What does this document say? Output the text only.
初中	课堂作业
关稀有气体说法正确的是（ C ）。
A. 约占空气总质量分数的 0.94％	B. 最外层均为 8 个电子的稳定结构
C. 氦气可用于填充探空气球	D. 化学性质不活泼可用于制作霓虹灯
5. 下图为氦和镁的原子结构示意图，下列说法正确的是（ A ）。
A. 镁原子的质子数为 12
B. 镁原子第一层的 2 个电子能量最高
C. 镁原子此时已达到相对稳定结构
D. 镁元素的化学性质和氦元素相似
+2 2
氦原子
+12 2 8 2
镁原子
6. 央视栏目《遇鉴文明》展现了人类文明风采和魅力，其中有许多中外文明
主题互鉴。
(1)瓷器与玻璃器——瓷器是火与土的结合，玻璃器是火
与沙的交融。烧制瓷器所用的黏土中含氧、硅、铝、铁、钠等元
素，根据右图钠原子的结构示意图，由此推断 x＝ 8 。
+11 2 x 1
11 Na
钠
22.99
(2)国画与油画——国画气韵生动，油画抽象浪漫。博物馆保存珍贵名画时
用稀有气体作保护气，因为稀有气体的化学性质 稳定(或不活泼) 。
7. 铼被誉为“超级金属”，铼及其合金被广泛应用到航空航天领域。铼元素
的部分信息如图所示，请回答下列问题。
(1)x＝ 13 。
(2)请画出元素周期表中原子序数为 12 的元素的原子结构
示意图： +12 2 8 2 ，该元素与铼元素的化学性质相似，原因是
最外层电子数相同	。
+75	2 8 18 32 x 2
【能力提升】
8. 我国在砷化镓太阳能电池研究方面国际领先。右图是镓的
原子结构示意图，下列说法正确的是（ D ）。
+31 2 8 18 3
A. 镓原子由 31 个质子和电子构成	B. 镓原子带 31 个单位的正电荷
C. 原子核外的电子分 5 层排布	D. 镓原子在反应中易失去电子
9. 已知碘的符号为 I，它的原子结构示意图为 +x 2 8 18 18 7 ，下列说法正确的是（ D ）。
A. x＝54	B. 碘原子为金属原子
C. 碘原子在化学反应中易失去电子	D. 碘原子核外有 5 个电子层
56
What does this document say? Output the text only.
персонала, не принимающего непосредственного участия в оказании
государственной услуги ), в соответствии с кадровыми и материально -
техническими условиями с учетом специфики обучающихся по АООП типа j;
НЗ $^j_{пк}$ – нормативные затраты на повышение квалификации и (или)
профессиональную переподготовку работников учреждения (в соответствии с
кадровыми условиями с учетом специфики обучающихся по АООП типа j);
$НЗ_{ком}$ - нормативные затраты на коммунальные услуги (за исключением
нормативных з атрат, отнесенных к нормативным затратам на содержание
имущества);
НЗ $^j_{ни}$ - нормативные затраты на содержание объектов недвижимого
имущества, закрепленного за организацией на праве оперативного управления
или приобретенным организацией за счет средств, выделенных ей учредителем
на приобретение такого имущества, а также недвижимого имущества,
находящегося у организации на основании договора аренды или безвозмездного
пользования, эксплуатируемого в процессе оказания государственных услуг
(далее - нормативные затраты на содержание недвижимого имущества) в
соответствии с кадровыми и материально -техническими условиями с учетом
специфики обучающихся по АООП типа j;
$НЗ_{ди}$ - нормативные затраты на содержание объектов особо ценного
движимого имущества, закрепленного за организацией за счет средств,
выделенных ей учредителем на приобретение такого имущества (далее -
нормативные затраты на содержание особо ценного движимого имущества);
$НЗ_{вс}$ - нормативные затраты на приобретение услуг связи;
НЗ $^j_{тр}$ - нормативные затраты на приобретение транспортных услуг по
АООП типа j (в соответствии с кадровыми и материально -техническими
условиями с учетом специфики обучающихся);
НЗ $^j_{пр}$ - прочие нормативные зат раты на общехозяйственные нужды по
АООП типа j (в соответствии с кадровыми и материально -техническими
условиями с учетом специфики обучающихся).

^^^^^^^^

» Exercise
Copy every line of the material, please, keeping it exactly the same.

» Exercise result
What does this document say? Output the text only.
初中	课堂作业
关稀有气体说法正确的是（ C ）。
A. 约占空气总质量分数的 0.94％	B. 最外层均为 8 个电子的稳定结构
C. 氦气可用于填充探空气球	D. 化学性质不活泼可用于制作霓虹灯
5. 下图为氦和镁的原子结构示意图，下列说法正确的是（ A ）。
A. 镁原子的质子数为 12
B. 镁原子第一层的 2 个电子能量最高
C. 镁原子此时已达到相对稳定结构
D. 镁元素的化学性质和氦元素相似
+2 2
氦原子
+12 2 8 2
镁原子
6. 央视栏目《遇鉴文明》展现了人类文明风采和魅力，其中有许多中外文明
主题互鉴。
(1)瓷器与玻璃器——瓷器是火与土的结合，玻璃器是火
与沙的交融。烧制瓷器所用的黏土中含氧、硅、铝、铁、钠等元
素，根据右图钠原子的结构示意图，由此推断 x＝ 8 。
+11 2 x 1
11 Na
钠
22.99
(2)国画与油画——国画气韵生动，油画抽象浪漫。博物馆保存珍贵名画时
用稀有气体作保护气，因为稀有气体的化学性质 稳定(或不活泼) 。
7. 铼被誉为“超级金属”，铼及其合金被广泛应用到航空航天领域。铼元素
的部分信息如图所示，请回答下列问题。
(1)x＝ 13 。
(2)请画出元素周期表中原子序数为 12 的元素的原子结构
示意图： +12 2 8 2 ，该元素与铼元素的化学性质相似，原因是
最外层电子数相同	。
+75	2 8 18 32 x 2
【能力提升】
8. 我国在砷化镓太阳能电池研究方面国际领先。右图是镓的
原子结构示意图，下列说法正确的是（ D ）。
+31 2 8 18 3
A. 镓原子由 31 个质子和电子构成	B. 镓原子带 31 个单位的正电荷
C. 原子核外的电子分 5 层排布	D. 镓原子在反应中易失去电子
9. 已知碘的符号为 I，它的原子结构示意图为 +x 2 8 18 18 7 ，下列说法正确的是（ D ）。
A. x＝54	B. 碘原子为金属原子
C. 碘原子在化学反应中易失去电子	D. 碘原子核外有 5 个电子层
56
What does this document say? Output the text only.
персонала, не принимающего непосредственного участия в оказании
государственной услуги ), в соответствии с кадровыми и материально -
техническими условиями с учетом специфики обучающихся по АООП типа j;
НЗ $^j_{пк}$ – нормативные затраты на повышение квалификации и (или)
профессиональную переподготовку работников учреждения (в соответствии с
кадровыми условиями с учетом специфики обучающихся по АООП типа j);
$НЗ_{ком}$ - нормативные затраты на коммунальные услуги (за исключением
нормативных з атрат, отнесенных к нормативным затратам на содержание
имущества);
НЗ $^j_{ни}$ - нормативные затраты на содержание объектов недвижимого
имущества, закрепленного за организацией на праве оперативного управления
или приобретенным организацией за счет средств, выделенных ей учредителем
на приобретение такого имущества, а также недвижимого имущества,
находящегося у организации на основании договора аренды или безвозмездного
пользования, эксплуатируемого в процессе оказания государственных услуг
(далее - нормативные затраты на содержание недвижимого имущества) в
соответствии с кадровыми и материально -техническими условиями с учетом
специфики обучающихся по АООП типа j;
$НЗ_{ди}$ - нормативные затраты на содержание объектов особо ценного
движимого имущества, закрепленного за организацией за счет средств,
выделенных ей учредителем на приобретение такого имущества (далее -
нормативные затраты на содержание особо ценного движимого имущества);
$НЗ_{вс}$ - нормативные затраты на приобретение услуг связи;
НЗ $^j_{тр}$ - нормативные затраты на приобретение транспортных услуг по
АООП типа j (в соответствии с кадровыми и материально -техническими
условиями с учетом специфики обучающихся);
НЗ $^j_{пр}$ - прочие нормативные зат раты на общехозяйственные нужды по
АООП типа j (в соответствии с кадровыми и материально -техническими
условиями с учетом специфики обучающихся).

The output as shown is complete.